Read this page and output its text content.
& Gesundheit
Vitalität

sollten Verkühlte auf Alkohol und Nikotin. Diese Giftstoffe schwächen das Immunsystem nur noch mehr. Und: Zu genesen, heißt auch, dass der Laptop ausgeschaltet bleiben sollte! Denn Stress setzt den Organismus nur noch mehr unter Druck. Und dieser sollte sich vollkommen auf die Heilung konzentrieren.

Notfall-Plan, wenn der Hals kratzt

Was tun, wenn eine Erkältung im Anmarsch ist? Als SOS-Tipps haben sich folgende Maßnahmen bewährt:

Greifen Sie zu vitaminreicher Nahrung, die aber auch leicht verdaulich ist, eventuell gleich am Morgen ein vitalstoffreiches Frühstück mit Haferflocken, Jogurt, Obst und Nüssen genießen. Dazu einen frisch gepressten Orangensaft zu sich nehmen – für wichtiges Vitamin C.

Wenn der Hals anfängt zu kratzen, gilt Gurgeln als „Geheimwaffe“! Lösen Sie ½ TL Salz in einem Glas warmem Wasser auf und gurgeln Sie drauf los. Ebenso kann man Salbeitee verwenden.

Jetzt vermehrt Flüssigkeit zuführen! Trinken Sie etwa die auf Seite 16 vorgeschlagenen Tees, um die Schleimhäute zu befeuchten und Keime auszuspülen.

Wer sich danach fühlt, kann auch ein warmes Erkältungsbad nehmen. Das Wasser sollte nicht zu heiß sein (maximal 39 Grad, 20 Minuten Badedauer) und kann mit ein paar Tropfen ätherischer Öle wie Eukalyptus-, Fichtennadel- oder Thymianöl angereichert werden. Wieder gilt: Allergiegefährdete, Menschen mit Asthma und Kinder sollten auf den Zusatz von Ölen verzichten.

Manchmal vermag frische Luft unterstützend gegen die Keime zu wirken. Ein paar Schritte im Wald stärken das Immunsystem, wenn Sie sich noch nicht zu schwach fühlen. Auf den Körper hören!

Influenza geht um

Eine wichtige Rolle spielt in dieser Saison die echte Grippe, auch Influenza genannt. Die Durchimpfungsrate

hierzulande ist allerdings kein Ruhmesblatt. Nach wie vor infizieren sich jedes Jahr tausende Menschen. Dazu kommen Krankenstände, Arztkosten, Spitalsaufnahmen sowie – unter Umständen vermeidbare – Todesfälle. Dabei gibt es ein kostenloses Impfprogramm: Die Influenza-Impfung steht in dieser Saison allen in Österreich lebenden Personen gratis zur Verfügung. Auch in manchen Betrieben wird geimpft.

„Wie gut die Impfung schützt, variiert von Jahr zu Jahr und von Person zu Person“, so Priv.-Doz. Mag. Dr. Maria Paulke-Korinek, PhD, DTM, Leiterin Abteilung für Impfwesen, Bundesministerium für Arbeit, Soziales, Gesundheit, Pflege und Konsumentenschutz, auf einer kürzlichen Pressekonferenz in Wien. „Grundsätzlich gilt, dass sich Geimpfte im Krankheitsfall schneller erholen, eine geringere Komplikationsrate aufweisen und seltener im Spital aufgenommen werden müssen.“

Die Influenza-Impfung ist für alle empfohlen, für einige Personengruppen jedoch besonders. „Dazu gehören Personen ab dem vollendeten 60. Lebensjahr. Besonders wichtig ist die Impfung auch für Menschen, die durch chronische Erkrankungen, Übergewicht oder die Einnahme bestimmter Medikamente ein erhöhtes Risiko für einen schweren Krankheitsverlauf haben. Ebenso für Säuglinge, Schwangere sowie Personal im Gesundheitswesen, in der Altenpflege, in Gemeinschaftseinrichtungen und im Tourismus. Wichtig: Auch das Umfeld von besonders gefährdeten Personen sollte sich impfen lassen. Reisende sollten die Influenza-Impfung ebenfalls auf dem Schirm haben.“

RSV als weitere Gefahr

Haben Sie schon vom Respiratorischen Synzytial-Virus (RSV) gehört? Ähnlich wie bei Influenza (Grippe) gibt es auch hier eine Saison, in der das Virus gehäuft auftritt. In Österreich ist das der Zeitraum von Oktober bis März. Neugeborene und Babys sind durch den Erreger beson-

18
· · · · · · ·
| What you should do |
Word for word, repeat every record.

| Response for this exercise |
Read this page and output its text content.
& Gesundheit
Vitalität

sollten Verkühlte auf Alkohol und Nikotin. Diese Giftstoffe schwächen das Immunsystem nur noch mehr. Und: Zu genesen, heißt auch, dass der Laptop ausgeschaltet bleiben sollte! Denn Stress setzt den Organismus nur noch mehr unter Druck. Und dieser sollte sich vollkommen auf die Heilung konzentrieren.

Notfall-Plan, wenn der Hals kratzt

Was tun, wenn eine Erkältung im Anmarsch ist? Als SOS-Tipps haben sich folgende Maßnahmen bewährt:

Greifen Sie zu vitaminreicher Nahrung, die aber auch leicht verdaulich ist, eventuell gleich am Morgen ein vitalstoffreiches Frühstück mit Haferflocken, Jogurt, Obst und Nüssen genießen. Dazu einen frisch gepressten Orangensaft zu sich nehmen – für wichtiges Vitamin C.

Wenn der Hals anfängt zu kratzen, gilt Gurgeln als „Geheimwaffe“! Lösen Sie ½ TL Salz in einem Glas warmem Wasser auf und gurgeln Sie drauf los. Ebenso kann man Salbeitee verwenden.

Jetzt vermehrt Flüssigkeit zuführen! Trinken Sie etwa die auf Seite 16 vorgeschlagenen Tees, um die Schleimhäute zu befeuchten und Keime auszuspülen.

Wer sich danach fühlt, kann auch ein warmes Erkältungsbad nehmen. Das Wasser sollte nicht zu heiß sein (maximal 39 Grad, 20 Minuten Badedauer) und kann mit ein paar Tropfen ätherischer Öle wie Eukalyptus-, Fichtennadel- oder Thymianöl angereichert werden. Wieder gilt: Allergiegefährdete, Menschen mit Asthma und Kinder sollten auf den Zusatz von Ölen verzichten.

Manchmal vermag frische Luft unterstützend gegen die Keime zu wirken. Ein paar Schritte im Wald stärken das Immunsystem, wenn Sie sich noch nicht zu schwach fühlen. Auf den Körper hören!

Influenza geht um

Eine wichtige Rolle spielt in dieser Saison die echte Grippe, auch Influenza genannt. Die Durchimpfungsrate

hierzulande ist allerdings kein Ruhmesblatt. Nach wie vor infizieren sich jedes Jahr tausende Menschen. Dazu kommen Krankenstände, Arztkosten, Spitalsaufnahmen sowie – unter Umständen vermeidbare – Todesfälle. Dabei gibt es ein kostenloses Impfprogramm: Die Influenza-Impfung steht in dieser Saison allen in Österreich lebenden Personen gratis zur Verfügung. Auch in manchen Betrieben wird geimpft.

„Wie gut die Impfung schützt, variiert von Jahr zu Jahr und von Person zu Person“, so Priv.-Doz. Mag. Dr. Maria Paulke-Korinek, PhD, DTM, Leiterin Abteilung für Impfwesen, Bundesministerium für Arbeit, Soziales, Gesundheit, Pflege und Konsumentenschutz, auf einer kürzlichen Pressekonferenz in Wien. „Grundsätzlich gilt, dass sich Geimpfte im Krankheitsfall schneller erholen, eine geringere Komplikationsrate aufweisen und seltener im Spital aufgenommen werden müssen.“

Die Influenza-Impfung ist für alle empfohlen, für einige Personengruppen jedoch besonders. „Dazu gehören Personen ab dem vollendeten 60. Lebensjahr. Besonders wichtig ist die Impfung auch für Menschen, die durch chronische Erkrankungen, Übergewicht oder die Einnahme bestimmter Medikamente ein erhöhtes Risiko für einen schweren Krankheitsverlauf haben. Ebenso für Säuglinge, Schwangere sowie Personal im Gesundheitswesen, in der Altenpflege, in Gemeinschaftseinrichtungen und im Tourismus. Wichtig: Auch das Umfeld von besonders gefährdeten Personen sollte sich impfen lassen. Reisende sollten die Influenza-Impfung ebenfalls auf dem Schirm haben.“

RSV als weitere Gefahr

Haben Sie schon vom Respiratorischen Synzytial-Virus (RSV) gehört? Ähnlich wie bei Influenza (Grippe) gibt es auch hier eine Saison, in der das Virus gehäuft auftritt. In Österreich ist das der Zeitraum von Oktober bis März. Neugeborene und Babys sind durch den Erreger beson-

18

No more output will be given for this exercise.